═══ Dataset excerpts
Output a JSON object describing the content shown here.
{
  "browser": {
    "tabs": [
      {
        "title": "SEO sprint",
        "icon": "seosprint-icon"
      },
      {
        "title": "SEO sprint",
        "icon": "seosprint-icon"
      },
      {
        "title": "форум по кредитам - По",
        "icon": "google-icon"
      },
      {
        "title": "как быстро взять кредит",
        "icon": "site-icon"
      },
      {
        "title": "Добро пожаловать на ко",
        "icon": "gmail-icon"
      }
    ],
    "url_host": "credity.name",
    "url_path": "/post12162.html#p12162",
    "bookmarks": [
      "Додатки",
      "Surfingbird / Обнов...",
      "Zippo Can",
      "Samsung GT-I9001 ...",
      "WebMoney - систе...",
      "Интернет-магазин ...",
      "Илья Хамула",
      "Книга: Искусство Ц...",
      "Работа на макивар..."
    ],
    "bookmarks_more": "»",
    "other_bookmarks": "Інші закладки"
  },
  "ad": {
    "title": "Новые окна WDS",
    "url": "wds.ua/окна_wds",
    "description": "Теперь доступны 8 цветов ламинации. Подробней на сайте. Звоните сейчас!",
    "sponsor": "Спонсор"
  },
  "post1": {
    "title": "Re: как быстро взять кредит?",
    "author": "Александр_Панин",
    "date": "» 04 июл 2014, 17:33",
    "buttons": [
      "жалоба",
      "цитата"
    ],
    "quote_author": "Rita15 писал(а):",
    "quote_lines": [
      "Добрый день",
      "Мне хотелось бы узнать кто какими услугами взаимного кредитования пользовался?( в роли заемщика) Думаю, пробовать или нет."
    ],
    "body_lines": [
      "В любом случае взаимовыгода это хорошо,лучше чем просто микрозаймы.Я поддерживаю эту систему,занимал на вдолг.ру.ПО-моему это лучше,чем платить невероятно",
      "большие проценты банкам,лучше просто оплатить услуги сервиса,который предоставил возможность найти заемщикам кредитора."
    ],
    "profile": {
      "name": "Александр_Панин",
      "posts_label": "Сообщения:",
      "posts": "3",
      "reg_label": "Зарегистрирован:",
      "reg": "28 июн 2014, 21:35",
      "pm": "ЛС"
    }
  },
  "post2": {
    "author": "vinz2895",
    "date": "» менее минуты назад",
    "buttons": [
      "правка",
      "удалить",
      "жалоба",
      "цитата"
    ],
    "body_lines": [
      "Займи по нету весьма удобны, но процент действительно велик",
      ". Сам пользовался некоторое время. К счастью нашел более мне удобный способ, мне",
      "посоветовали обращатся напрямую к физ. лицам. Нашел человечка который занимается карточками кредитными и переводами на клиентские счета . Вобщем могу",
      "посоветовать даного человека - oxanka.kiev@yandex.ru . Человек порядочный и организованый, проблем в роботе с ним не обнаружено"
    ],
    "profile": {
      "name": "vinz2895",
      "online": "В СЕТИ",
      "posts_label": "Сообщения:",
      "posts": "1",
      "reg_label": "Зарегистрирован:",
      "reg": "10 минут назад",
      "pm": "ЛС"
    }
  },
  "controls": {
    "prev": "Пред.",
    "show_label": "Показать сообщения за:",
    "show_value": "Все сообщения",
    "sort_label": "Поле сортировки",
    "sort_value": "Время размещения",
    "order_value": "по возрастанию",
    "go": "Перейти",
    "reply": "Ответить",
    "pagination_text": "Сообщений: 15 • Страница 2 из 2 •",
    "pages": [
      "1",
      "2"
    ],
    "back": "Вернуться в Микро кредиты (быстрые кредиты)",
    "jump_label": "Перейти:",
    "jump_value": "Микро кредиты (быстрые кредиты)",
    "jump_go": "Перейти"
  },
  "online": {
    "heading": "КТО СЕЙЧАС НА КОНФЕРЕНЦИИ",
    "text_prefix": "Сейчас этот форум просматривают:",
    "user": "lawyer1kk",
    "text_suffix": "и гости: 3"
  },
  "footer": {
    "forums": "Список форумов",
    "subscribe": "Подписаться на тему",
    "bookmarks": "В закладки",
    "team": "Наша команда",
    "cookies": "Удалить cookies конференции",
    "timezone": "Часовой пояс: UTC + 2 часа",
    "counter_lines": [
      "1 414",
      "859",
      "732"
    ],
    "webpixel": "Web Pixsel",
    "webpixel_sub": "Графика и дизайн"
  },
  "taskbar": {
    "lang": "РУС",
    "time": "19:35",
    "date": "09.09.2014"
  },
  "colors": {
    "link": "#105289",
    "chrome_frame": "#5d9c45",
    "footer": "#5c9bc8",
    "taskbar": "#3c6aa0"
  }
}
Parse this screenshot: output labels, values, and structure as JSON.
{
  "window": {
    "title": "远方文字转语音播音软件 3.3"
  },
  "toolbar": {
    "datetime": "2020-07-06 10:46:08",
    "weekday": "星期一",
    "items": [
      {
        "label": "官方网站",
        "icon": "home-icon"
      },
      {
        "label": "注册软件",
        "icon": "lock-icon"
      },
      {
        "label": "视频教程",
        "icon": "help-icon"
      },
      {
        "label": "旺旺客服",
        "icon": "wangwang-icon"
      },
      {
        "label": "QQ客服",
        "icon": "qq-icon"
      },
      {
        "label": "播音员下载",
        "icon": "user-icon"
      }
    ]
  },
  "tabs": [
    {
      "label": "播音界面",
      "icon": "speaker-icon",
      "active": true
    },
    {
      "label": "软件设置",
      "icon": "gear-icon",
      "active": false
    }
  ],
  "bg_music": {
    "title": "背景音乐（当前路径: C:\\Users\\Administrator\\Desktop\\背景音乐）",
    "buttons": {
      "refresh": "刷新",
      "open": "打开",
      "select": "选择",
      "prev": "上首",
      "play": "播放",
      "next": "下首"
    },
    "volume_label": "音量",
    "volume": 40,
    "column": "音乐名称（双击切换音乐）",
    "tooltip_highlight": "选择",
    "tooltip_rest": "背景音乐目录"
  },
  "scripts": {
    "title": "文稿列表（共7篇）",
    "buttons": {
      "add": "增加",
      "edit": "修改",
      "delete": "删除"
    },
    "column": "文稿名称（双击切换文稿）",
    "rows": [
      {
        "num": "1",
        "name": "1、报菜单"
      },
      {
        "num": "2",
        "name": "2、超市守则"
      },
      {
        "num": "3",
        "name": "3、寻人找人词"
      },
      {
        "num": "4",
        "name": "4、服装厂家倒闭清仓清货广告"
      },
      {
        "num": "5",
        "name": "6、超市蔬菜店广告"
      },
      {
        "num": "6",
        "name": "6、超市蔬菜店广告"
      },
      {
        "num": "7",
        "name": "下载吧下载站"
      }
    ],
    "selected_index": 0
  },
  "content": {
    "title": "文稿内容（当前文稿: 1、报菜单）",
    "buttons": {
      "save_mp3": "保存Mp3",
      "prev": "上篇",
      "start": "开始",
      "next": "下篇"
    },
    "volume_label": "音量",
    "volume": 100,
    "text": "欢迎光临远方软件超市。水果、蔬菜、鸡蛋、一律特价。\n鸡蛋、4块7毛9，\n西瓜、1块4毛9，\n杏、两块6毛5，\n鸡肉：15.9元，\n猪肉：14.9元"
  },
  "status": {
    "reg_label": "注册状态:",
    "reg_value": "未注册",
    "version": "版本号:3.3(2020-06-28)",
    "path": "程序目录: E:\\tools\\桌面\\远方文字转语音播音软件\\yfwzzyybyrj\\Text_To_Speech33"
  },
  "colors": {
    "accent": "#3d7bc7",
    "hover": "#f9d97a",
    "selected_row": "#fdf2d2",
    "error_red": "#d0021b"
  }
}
══════
_Stated goal_. Above are the records; copy all of them exactly.

_Finished task_.
Output a JSON object describing the content shown here.
{
  "browser": {
    "tabs": [
      {
        "title": "SEO sprint",
        "icon": "seosprint-icon"
      },
      {
        "title": "SEO sprint",
        "icon": "seosprint-icon"
      },
      {
        "title": "форум по кредитам - По",
        "icon": "google-icon"
      },
      {
        "title": "как быстро взять кредит",
        "icon": "site-icon"
      },
      {
        "title": "Добро пожаловать на ко",
        "icon": "gmail-icon"
      }
    ],
    "url_host": "credity.name",
    "url_path": "/post12162.html#p12162",
    "bookmarks": [
      "Додатки",
      "Surfingbird / Обнов...",
      "Zippo Can",
      "Samsung GT-I9001 ...",
      "WebMoney - систе...",
      "Интернет-магазин ...",
      "Илья Хамула",
      "Книга: Искусство Ц...",
      "Работа на макивар..."
    ],
    "bookmarks_more": "»",
    "other_bookmarks": "Інші закладки"
  },
  "ad": {
    "title": "Новые окна WDS",
    "url": "wds.ua/окна_wds",
    "description": "Теперь доступны 8 цветов ламинации. Подробней на сайте. Звоните сейчас!",
    "sponsor": "Спонсор"
  },
  "post1": {
    "title": "Re: как быстро взять кредит?",
    "author": "Александр_Панин",
    "date": "» 04 июл 2014, 17:33",
    "buttons": [
      "жалоба",
      "цитата"
    ],
    "quote_author": "Rita15 писал(а):",
    "quote_lines": [
      "Добрый день",
      "Мне хотелось бы узнать кто какими услугами взаимного кредитования пользовался?( в роли заемщика) Думаю, пробовать или нет."
    ],
    "body_lines": [
      "В любом случае взаимовыгода это хорошо,лучше чем просто микрозаймы.Я поддерживаю эту систему,занимал на вдолг.ру.ПО-моему это лучше,чем платить невероятно",
      "большие проценты банкам,лучше просто оплатить услуги сервиса,который предоставил возможность найти заемщикам кредитора."
    ],
    "profile": {
      "name": "Александр_Панин",
      "posts_label": "Сообщения:",
      "posts": "3",
      "reg_label": "Зарегистрирован:",
      "reg": "28 июн 2014, 21:35",
      "pm": "ЛС"
    }
  },
  "post2": {
    "author": "vinz2895",
    "date": "» менее минуты назад",
    "buttons": [
      "правка",
      "удалить",
      "жалоба",
      "цитата"
    ],
    "body_lines": [
      "Займи по нету весьма удобны, но процент действительно велик",
      ". Сам пользовался некоторое время. К счастью нашел более мне удобный способ, мне",
      "посоветовали обращатся напрямую к физ. лицам. Нашел человечка который занимается карточками кредитными и переводами на клиентские счета . Вобщем могу",
      "посоветовать даного человека - oxanka.kiev@yandex.ru . Человек порядочный и организованый, проблем в роботе с ним не обнаружено"
    ],
    "profile": {
      "name": "vinz2895",
      "online": "В СЕТИ",
      "posts_label": "Сообщения:",
      "posts": "1",
      "reg_label": "Зарегистрирован:",
      "reg": "10 минут назад",
      "pm": "ЛС"
    }
  },
  "controls": {
    "prev": "Пред.",
    "show_label": "Показать сообщения за:",
    "show_value": "Все сообщения",
    "sort_label": "Поле сортировки",
    "sort_value": "Время размещения",
    "order_value": "по возрастанию",
    "go": "Перейти",
    "reply": "Ответить",
    "pagination_text": "Сообщений: 15 • Страница 2 из 2 •",
    "pages": [
      "1",
      "2"
    ],
    "back": "Вернуться в Микро кредиты (быстрые кредиты)",
    "jump_label": "Перейти:",
    "jump_value": "Микро кредиты (быстрые кредиты)",
    "jump_go": "Перейти"
  },
  "online": {
    "heading": "КТО СЕЙЧАС НА КОНФЕРЕНЦИИ",
    "text_prefix": "Сейчас этот форум просматривают:",
    "user": "lawyer1kk",
    "text_suffix": "и гости: 3"
  },
  "footer": {
    "forums": "Список форумов",
    "subscribe": "Подписаться на тему",
    "bookmarks": "В закладки",
    "team": "Наша команда",
    "cookies": "Удалить cookies конференции",
    "timezone": "Часовой пояс: UTC + 2 часа",
    "counter_lines": [
      "1 414",
      "859",
      "732"
    ],
    "webpixel": "Web Pixsel",
    "webpixel_sub": "Графика и дизайн"
  },
  "taskbar": {
    "lang": "РУС",
    "time": "19:35",
    "date": "09.09.2014"
  },
  "colors": {
    "link": "#105289",
    "chrome_frame": "#5d9c45",
    "footer": "#5c9bc8",
    "taskbar": "#3c6aa0"
  }
}
Parse this screenshot: output labels, values, and structure as JSON.
{
  "window": {
    "title": "远方文字转语音播音软件 3.3"
  },
  "toolbar": {
    "datetime": "2020-07-06 10:46:08",
    "weekday": "星期一",
    "items": [
      {
        "label": "官方网站",
        "icon": "home-icon"
      },
      {
        "label": "注册软件",
        "icon": "lock-icon"
      },
      {
        "label": "视频教程",
        "icon": "help-icon"
      },
      {
        "label": "旺旺客服",
        "icon": "wangwang-icon"
      },
      {
        "label": "QQ客服",
        "icon": "qq-icon"
      },
      {
        "label": "播音员下载",
        "icon": "user-icon"
      }
    ]
  },
  "tabs": [
    {
      "label": "播音界面",
      "icon": "speaker-icon",
      "active": true
    },
    {
      "label": "软件设置",
      "icon": "gear-icon",
      "active": false
    }
  ],
  "bg_music": {
    "title": "背景音乐（当前路径: C:\\Users\\Administrator\\Desktop\\背景音乐）",
    "buttons": {
      "refresh": "刷新",
      "open": "打开",
      "select": "选择",
      "prev": "上首",
      "play": "播放",
      "next": "下首"
    },
    "volume_label": "音量",
    "volume": 40,
    "column": "音乐名称（双击切换音乐）",
    "tooltip_highlight": "选择",
    "tooltip_rest": "背景音乐目录"
  },
  "scripts": {
    "title": "文稿列表（共7篇）",
    "buttons": {
      "add": "增加",
      "edit": "修改",
      "delete": "删除"
    },
    "column": "文稿名称（双击切换文稿）",
    "rows": [
      {
        "num": "1",
        "name": "1、报菜单"
      },
      {
        "num": "2",
        "name": "2、超市守则"
      },
      {
        "num": "3",
        "name": "3、寻人找人词"
      },
      {
        "num": "4",
        "name": "4、服装厂家倒闭清仓清货广告"
      },
      {
        "num": "5",
        "name": "6、超市蔬菜店广告"
      },
      {
        "num": "6",
        "name": "6、超市蔬菜店广告"
      },
      {
        "num": "7",
        "name": "下载吧下载站"
      }
    ],
    "selected_index": 0
  },
  "content": {
    "title": "文稿内容（当前文稿: 1、报菜单）",
    "buttons": {
      "save_mp3": "保存Mp3",
      "prev": "上篇",
      "start": "开始",
      "next": "下篇"
    },
    "volume_label": "音量",
    "volume": 100,
    "text": "欢迎光临远方软件超市。水果、蔬菜、鸡蛋、一律特价。\n鸡蛋、4块7毛9，\n西瓜、1块4毛9，\n杏、两块6毛5，\n鸡肉：15.9元，\n猪肉：14.9元"
  },
  "status": {
    "reg_label": "注册状态:",
    "reg_value": "未注册",
    "version": "版本号:3.3(2020-06-28)",
    "path": "程序目录: E:\\tools\\桌面\\远方文字转语音播音软件\\yfwzzyybyrj\\Text_To_Speech33"
  },
  "colors": {
    "accent": "#3d7bc7",
    "hover": "#f9d97a",
    "selected_row": "#fdf2d2",
    "error_red": "#d0021b"
  }
}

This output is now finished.